• _Work to complete_:
Copy the stretch of the listing from the line that contains "data-point: [763, 333, 781, 351]" through the line that contains "data-point: [763, 265, 781, 283]", swapping "x-tick-label" for "x-axis-tick" and leaving everything else unchanged.

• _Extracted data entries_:

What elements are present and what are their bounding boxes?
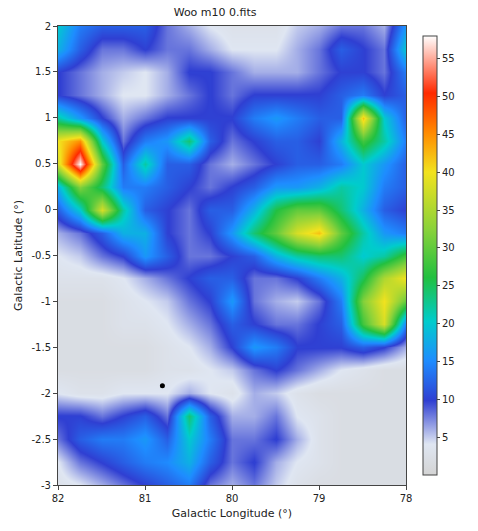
svg-text:40: 40 — [442, 167, 455, 178]
svg-text:-3: -3 — [41, 480, 51, 491]
svg-text:15: 15 — [442, 356, 455, 367]
svg-text:82: 82 — [52, 493, 65, 504]
svg-text:25: 25 — [442, 280, 455, 291]
svg-text:50: 50 — [442, 91, 455, 102]
svg-text:81: 81 — [139, 493, 152, 504]
svg-text:-1.5: -1.5 — [31, 342, 51, 353]
svg-text:2: 2 — [45, 21, 51, 32]
svg-text:1.5: 1.5 — [35, 66, 51, 77]
svg-text:30: 30 — [442, 242, 455, 253]
svg-text:-1: -1 — [41, 296, 51, 307]
svg-text:5: 5 — [442, 432, 448, 443]
svg-text:Galactic Longitude (°): Galactic Longitude (°) — [172, 507, 292, 520]
svg-text:35: 35 — [442, 205, 455, 216]
svg-text:Woo m10 0.fits: Woo m10 0.fits — [174, 6, 257, 19]
svg-text:45: 45 — [442, 129, 455, 140]
svg-text:20: 20 — [442, 318, 455, 329]
svg-text:-2: -2 — [41, 388, 51, 399]
svg-text:10: 10 — [442, 394, 455, 405]
svg-text:-0.5: -0.5 — [31, 250, 51, 261]
svg-text:0: 0 — [45, 204, 51, 215]
svg-text:78: 78 — [400, 493, 413, 504]
svg-text:-2.5: -2.5 — [31, 434, 51, 445]
svg-text:80: 80 — [226, 493, 239, 504]
svg-text:55: 55 — [442, 53, 455, 64]
svg-text:1: 1 — [45, 112, 51, 123]
svg-text:0.5: 0.5 — [35, 158, 51, 169]
svg-text:79: 79 — [313, 493, 326, 504]
svg-text:Galactic Latitude (°): Galactic Latitude (°) — [12, 200, 25, 311]
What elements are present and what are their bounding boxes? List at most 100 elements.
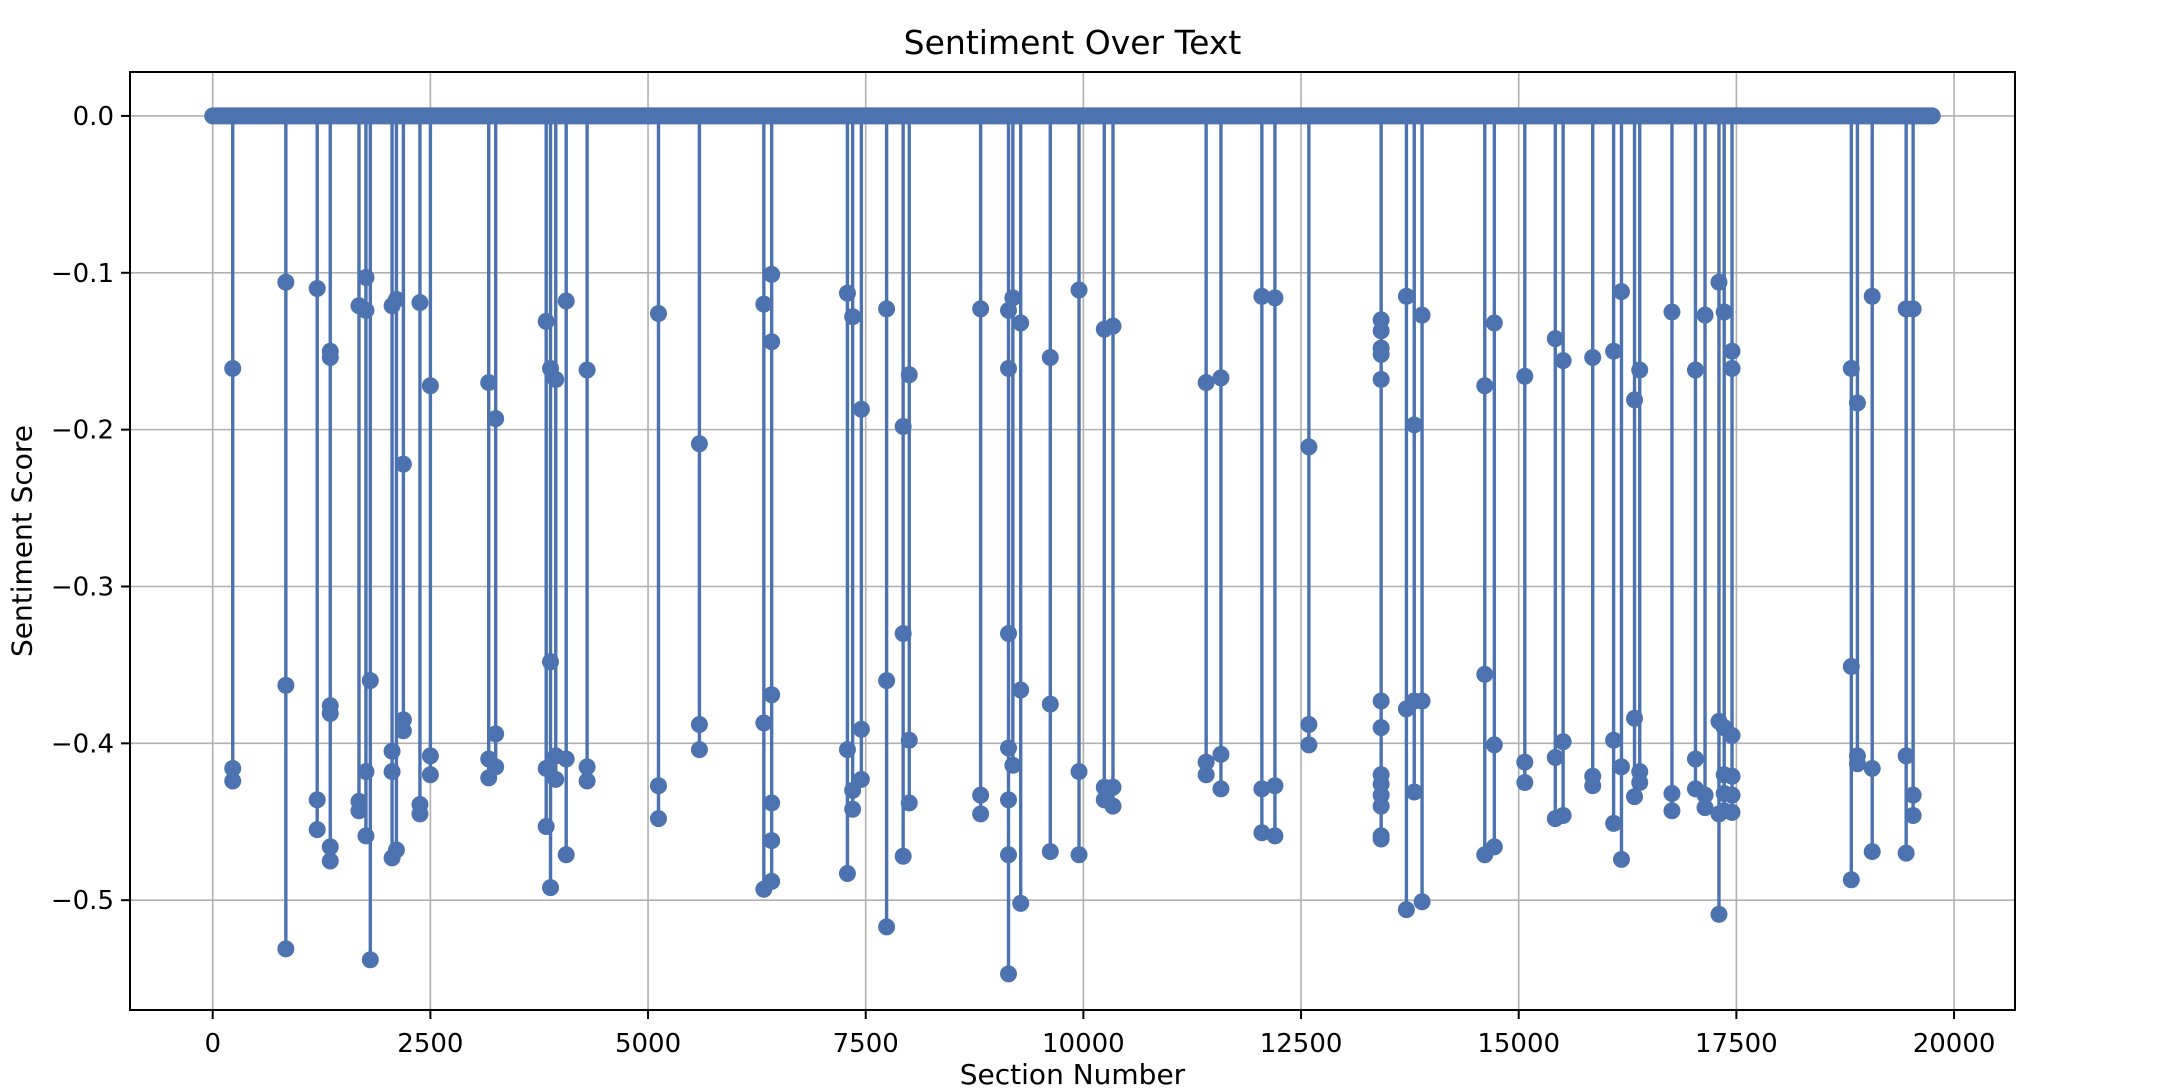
data-point: [763, 333, 781, 351]
data-point: [1546, 330, 1564, 348]
data-point: [1372, 370, 1390, 388]
data-point: [1212, 745, 1230, 763]
data-point: [1715, 303, 1733, 321]
data-point: [1012, 681, 1030, 699]
data-point: [1605, 731, 1623, 749]
data-point: [1546, 748, 1564, 766]
data-point: [1696, 306, 1714, 324]
data-point: [1266, 289, 1284, 307]
data-point: [1842, 871, 1860, 889]
data-point: [361, 672, 379, 690]
data-point: [1397, 287, 1415, 305]
data-point: [1300, 438, 1318, 456]
data-point: [1253, 780, 1271, 798]
data-point: [1605, 342, 1623, 360]
data-point: [1842, 359, 1860, 377]
data-point: [649, 305, 667, 323]
data-point: [1848, 755, 1866, 773]
data-point: [1631, 361, 1649, 379]
data-point: [844, 308, 862, 326]
data-point: [1012, 314, 1030, 332]
data-point: [1041, 695, 1059, 713]
y-axis-label: Sentiment Score: [6, 425, 39, 657]
data-point: [1476, 665, 1494, 683]
data-point: [894, 625, 912, 643]
data-point: [1253, 287, 1271, 305]
x-tick-label: 17500: [1695, 1029, 1778, 1059]
data-point: [578, 758, 596, 776]
data-point: [1405, 416, 1423, 434]
data-point: [1723, 786, 1741, 804]
data-point: [1372, 322, 1390, 340]
data-point: [487, 758, 505, 776]
data-point: [421, 747, 439, 765]
data-point: [557, 846, 575, 864]
data-point: [1372, 830, 1390, 848]
data-point: [1605, 814, 1623, 832]
data-point: [224, 772, 242, 790]
x-tick-label: 5000: [615, 1029, 681, 1059]
data-point: [224, 359, 242, 377]
data-point: [487, 410, 505, 428]
data-point: [690, 435, 708, 453]
chart-title: Sentiment Over Text: [904, 23, 1242, 62]
data-point: [852, 400, 870, 418]
data-point: [1554, 806, 1572, 824]
data-point: [755, 714, 773, 732]
data-point: [1070, 281, 1088, 299]
data-point: [350, 802, 368, 820]
data-point: [1300, 736, 1318, 754]
data-point: [1612, 283, 1630, 301]
data-point: [1253, 824, 1271, 842]
axis-ticks: 0 2500 5000 7500 10000 12500 15000 17500 20000 0.…: [51, 102, 1996, 1059]
data-point: [763, 265, 781, 283]
data-point: [1686, 361, 1704, 379]
data-point: [763, 872, 781, 890]
data-point: [1612, 758, 1630, 776]
x-tick-label: 2500: [397, 1029, 463, 1059]
data-point: [1197, 374, 1215, 392]
data-point: [1904, 806, 1922, 824]
data-point: [1696, 799, 1714, 817]
data-point: [411, 805, 429, 823]
data-point: [411, 294, 429, 312]
data-point: [878, 300, 896, 318]
x-tick-label: 7500: [833, 1029, 899, 1059]
data-point: [578, 772, 596, 790]
data-point: [894, 847, 912, 865]
data-point: [690, 741, 708, 759]
data-point: [1710, 905, 1728, 923]
data-point: [394, 722, 412, 740]
data-point: [1516, 753, 1534, 771]
data-point: [900, 794, 918, 812]
data-point: [1516, 367, 1534, 385]
data-point: [557, 750, 575, 768]
data-point: [1070, 846, 1088, 864]
x-tick-label: 20000: [1913, 1029, 1996, 1059]
data-point: [1300, 716, 1318, 734]
data-point: [852, 720, 870, 738]
data-point: [361, 951, 379, 969]
data-point: [1004, 756, 1022, 774]
data-point: [1897, 844, 1915, 862]
data-point: [1863, 759, 1881, 777]
data-point: [1554, 352, 1572, 370]
x-tick-label: 0: [204, 1029, 221, 1059]
data-point: [1000, 965, 1018, 983]
y-tick-label: −0.5: [51, 886, 114, 916]
x-tick-label: 15000: [1477, 1029, 1560, 1059]
data-point: [900, 366, 918, 384]
data-point: [1212, 780, 1230, 798]
data-point: [277, 273, 295, 291]
data-point: [1372, 345, 1390, 363]
data-point: [1104, 317, 1122, 335]
data-point: [1626, 788, 1644, 806]
data-point: [1070, 763, 1088, 781]
data-point: [321, 348, 339, 366]
data-point: [1554, 733, 1572, 751]
x-axis-label: Section Number: [960, 1058, 1186, 1091]
data-point: [1723, 359, 1741, 377]
data-point: [321, 838, 339, 856]
data-point: [547, 370, 565, 388]
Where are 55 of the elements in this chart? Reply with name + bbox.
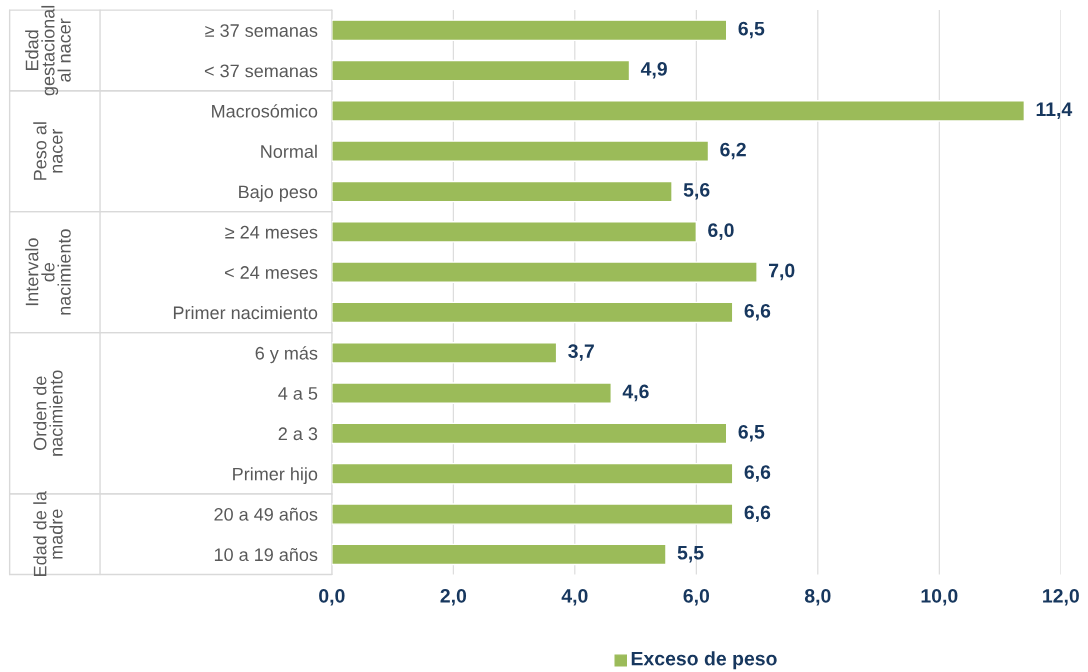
bar [331,180,673,203]
data-label: 4,9 [640,62,667,79]
text: Peso al nacer [33,122,63,180]
y-tick-label: < 24 meses [225,266,318,279]
x-tick-label: 2,0 [440,588,467,606]
bar [331,382,612,404]
bar [331,301,734,324]
y-tick-label: 10 a 19 años [214,547,318,562]
bar [331,503,734,525]
data-label: 5,5 [677,546,704,563]
x-tick-label: 0,0 [319,588,345,606]
data-label: 6,6 [744,303,771,321]
x-tick-label: 12,0 [1043,588,1079,606]
bar [331,59,631,82]
bar [331,342,558,364]
data-label: 4,6 [622,384,649,402]
y-tick-label: Macrosómico [212,104,318,118]
data-label: 6,2 [720,142,746,160]
x-tick-label: 4,0 [561,588,588,606]
y-tick-label: < 37 semanas [204,64,318,78]
data-label: 6,0 [708,223,734,240]
y-tick-label: ≥ 37 semanas [205,24,318,37]
x-tick-label: 8,0 [804,588,831,606]
bar [331,462,734,485]
data-label: 11,4 [1036,102,1073,119]
data-label: 6,5 [738,424,765,442]
data-label: 7,0 [769,263,795,281]
bar [331,140,710,162]
legend-label: Exceso de peso [631,651,777,670]
x-tick-label: 6,0 [683,588,710,606]
text: Edad gestacional al nacer [25,5,71,96]
bar [331,543,667,566]
data-label: 6,6 [744,465,771,482]
y-tick-label: 20 a 49 años [214,507,318,521]
data-label: 5,6 [683,182,710,200]
x-tick-label: 10,0 [921,588,958,606]
text: Edad de la madre [33,491,63,576]
bar [331,19,728,42]
y-tick-label: Primer nacimiento [173,305,318,320]
y-tick-label: 2 a 3 [278,427,318,441]
y-tick-label: Bajo peso [239,184,318,202]
y-tick-label: Normal [261,144,317,158]
bar [331,221,698,243]
data-label: 6,6 [744,505,771,523]
y-tick-label: 6 y más [255,346,318,364]
y-tick-label: ≥ 24 meses [225,225,318,239]
y-tick-label: Primer hijo [233,467,318,485]
text: Orden de nacimiento [33,370,63,456]
bar [331,261,758,283]
data-label: 3,7 [568,344,594,361]
y-tick-label: 4 a 5 [278,387,318,400]
text: Intervalo de nacimiento [25,229,71,315]
bar [331,422,728,445]
data-label: 6,5 [738,21,765,39]
bar [331,100,1026,122]
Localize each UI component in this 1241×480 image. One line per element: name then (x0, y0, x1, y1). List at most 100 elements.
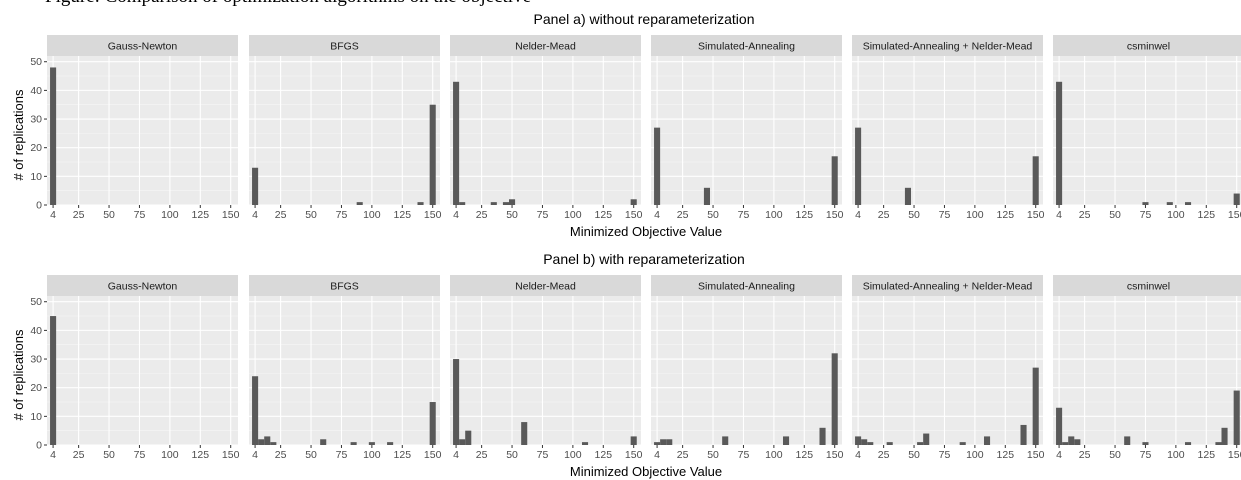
facet-plot-background (1053, 56, 1241, 205)
x-tick-label: 4 (453, 209, 459, 221)
x-tick-label: 150 (826, 449, 844, 461)
x-tick-label: 75 (939, 449, 951, 461)
histogram-bar (1032, 156, 1039, 205)
y-tick-label: 50 (30, 56, 42, 68)
panel-a-x-axis-title: Minimized Objective Value (570, 224, 722, 239)
x-tick-label: 125 (796, 449, 814, 461)
x-tick-label: 150 (1027, 449, 1045, 461)
x-tick-label: 125 (192, 449, 210, 461)
x-tick-label: 50 (908, 449, 920, 461)
x-tick-label: 4 (654, 209, 660, 221)
facet-strip (249, 35, 440, 56)
y-tick-label: 0 (36, 200, 42, 212)
x-tick-label: 25 (73, 209, 85, 221)
histogram-bar (831, 156, 838, 205)
x-tick-label: 4 (453, 449, 459, 461)
histogram-bar (258, 439, 265, 445)
x-tick-label: 100 (765, 449, 783, 461)
facet-strip-label: BFGS (330, 281, 359, 293)
y-tick-label: 10 (30, 171, 42, 183)
facet-strip-label: Simulated-Annealing (698, 281, 795, 293)
x-tick-label: 50 (1109, 209, 1121, 221)
x-tick-label: 125 (1198, 449, 1216, 461)
histogram-bar (350, 442, 357, 445)
x-tick-label: 25 (275, 209, 287, 221)
facet-strip (249, 275, 440, 296)
histogram-bar (855, 436, 862, 445)
facet-strip-label: Simulated-Annealing + Nelder-Mead (863, 281, 1033, 293)
y-tick-label: 50 (30, 296, 42, 308)
facet-strip (450, 35, 641, 56)
histogram-bar (917, 442, 924, 445)
x-tick-label: 50 (103, 209, 115, 221)
x-tick-label: 75 (134, 449, 146, 461)
facet-plot-background (47, 296, 238, 445)
x-tick-label: 100 (966, 209, 984, 221)
histogram-bar (50, 67, 57, 205)
x-tick-label: 125 (796, 209, 814, 221)
x-tick-label: 75 (134, 209, 146, 221)
facet-strip-label: Simulated-Annealing (698, 41, 795, 53)
x-tick-label: 25 (1079, 209, 1091, 221)
x-tick-label: 75 (738, 209, 750, 221)
x-tick-label: 4 (855, 449, 861, 461)
histogram-bar (959, 442, 966, 445)
x-tick-label: 50 (707, 449, 719, 461)
facet-strip-label: Simulated-Annealing + Nelder-Mead (863, 41, 1033, 53)
histogram-bar (1142, 202, 1149, 205)
x-tick-label: 25 (476, 209, 488, 221)
x-tick-label: 25 (878, 209, 890, 221)
facet-strip-label: csminwel (1127, 41, 1170, 53)
x-tick-label: 50 (506, 449, 518, 461)
x-tick-label: 75 (336, 209, 348, 221)
facet-plot-background (47, 56, 238, 205)
histogram-bar (490, 202, 497, 205)
x-tick-label: 150 (625, 209, 643, 221)
histogram-bar (502, 202, 510, 205)
x-tick-label: 150 (222, 449, 240, 461)
histogram-bar (1142, 442, 1149, 445)
histogram-bar (453, 359, 460, 445)
x-tick-label: 75 (1140, 209, 1152, 221)
histogram-bar (1124, 436, 1131, 445)
panel-a-title: Panel a) without reparameterization (533, 11, 754, 27)
histogram-bar (521, 422, 528, 445)
histogram-bar (1056, 81, 1063, 205)
histogram-bar (1233, 390, 1240, 445)
x-tick-label: 25 (878, 449, 890, 461)
histogram-bar (1233, 193, 1240, 205)
histogram-bar (923, 433, 930, 445)
facet-strip (852, 35, 1043, 56)
histogram-bar (1056, 407, 1063, 445)
x-tick-label: 100 (1167, 449, 1185, 461)
x-tick-label: 50 (305, 209, 317, 221)
histogram-bar (252, 376, 259, 445)
histogram-bar (1068, 436, 1075, 445)
x-tick-label: 50 (707, 209, 719, 221)
histogram-bar (819, 427, 826, 445)
y-tick-label: 0 (36, 440, 42, 452)
x-tick-label: 100 (966, 449, 984, 461)
histogram-bar (453, 81, 460, 205)
histogram-bar (1215, 442, 1222, 445)
x-tick-label: 25 (275, 449, 287, 461)
x-tick-label: 100 (564, 449, 582, 461)
facet-strip (651, 275, 842, 296)
histogram-bar (654, 442, 661, 445)
panel-a: 0 10 20 30 40 50 Gauss-Newton 4 25 50 75 100 125 150 B… (30, 35, 1241, 221)
histogram-bar (368, 442, 375, 445)
x-tick-label: 75 (537, 449, 549, 461)
histogram-bar (886, 442, 893, 445)
histogram-bar (703, 187, 711, 205)
x-tick-label: 4 (50, 449, 56, 461)
facet-strip-label: BFGS (330, 41, 359, 53)
x-tick-label: 125 (394, 449, 412, 461)
histogram-bar (581, 442, 589, 445)
x-tick-label: 50 (1109, 449, 1121, 461)
facet-strip (450, 275, 641, 296)
y-tick-label: 40 (30, 85, 42, 97)
x-tick-label: 125 (1198, 209, 1216, 221)
histogram-bar (270, 442, 277, 445)
histogram-bar (509, 199, 516, 205)
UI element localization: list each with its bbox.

• _Worked solution_:
data-point: [763, 333, 781, 351]
data-point: [1546, 330, 1564, 348]
data-point: [1372, 370, 1390, 388]
data-point: [1212, 745, 1230, 763]
data-point: [1715, 303, 1733, 321]
data-point: [1012, 681, 1030, 699]
data-point: [1605, 731, 1623, 749]
data-point: [1546, 748, 1564, 766]
data-point: [1696, 306, 1714, 324]
data-point: [1266, 289, 1284, 307]
data-point: [1842, 871, 1860, 889]
data-point: [361, 672, 379, 690]
data-point: [1397, 287, 1415, 305]
data-point: [1300, 438, 1318, 456]
data-point: [1253, 780, 1271, 798]
data-point: [1605, 342, 1623, 360]
data-point: [1842, 359, 1860, 377]
data-point: [649, 305, 667, 323]
data-point: [1848, 755, 1866, 773]
data-point: [1631, 361, 1649, 379]
data-point: [844, 308, 862, 326]
data-point: [1012, 314, 1030, 332]
data-point: [1041, 695, 1059, 713]
y-axis-label: Sentiment Score: [6, 425, 39, 657]
data-point: [1476, 665, 1494, 683]
data-point: [894, 625, 912, 643]
data-point: [1253, 287, 1271, 305]
x-axis-tick: 17500: [1695, 1029, 1778, 1059]
data-point: [578, 758, 596, 776]
data-point: [1405, 416, 1423, 434]
data-point: [1723, 786, 1741, 804]
data-point: [1372, 322, 1390, 340]
data-point: [487, 758, 505, 776]
data-point: [421, 747, 439, 765]
data-point: [557, 846, 575, 864]
data-point: [1372, 830, 1390, 848]
data-point: [1605, 814, 1623, 832]
data-point: [224, 772, 242, 790]
x-axis-tick: 5000: [615, 1029, 681, 1059]
data-point: [224, 359, 242, 377]
data-point: [487, 410, 505, 428]
data-point: [690, 435, 708, 453]
chart-title: Sentiment Over Text: [904, 23, 1242, 62]
data-point: [852, 400, 870, 418]
data-point: [1554, 806, 1572, 824]
data-point: [755, 714, 773, 732]
data-point: [1070, 281, 1088, 299]
data-point: [350, 802, 368, 820]
data-point: [1300, 736, 1318, 754]
data-point: [1612, 283, 1630, 301]
data-point: [1253, 824, 1271, 842]
axis-ticks: 0 2500 5000 7500 10000 12500 15000 17500 20000 0.…: [51, 102, 1996, 1059]
data-point: [763, 265, 781, 283]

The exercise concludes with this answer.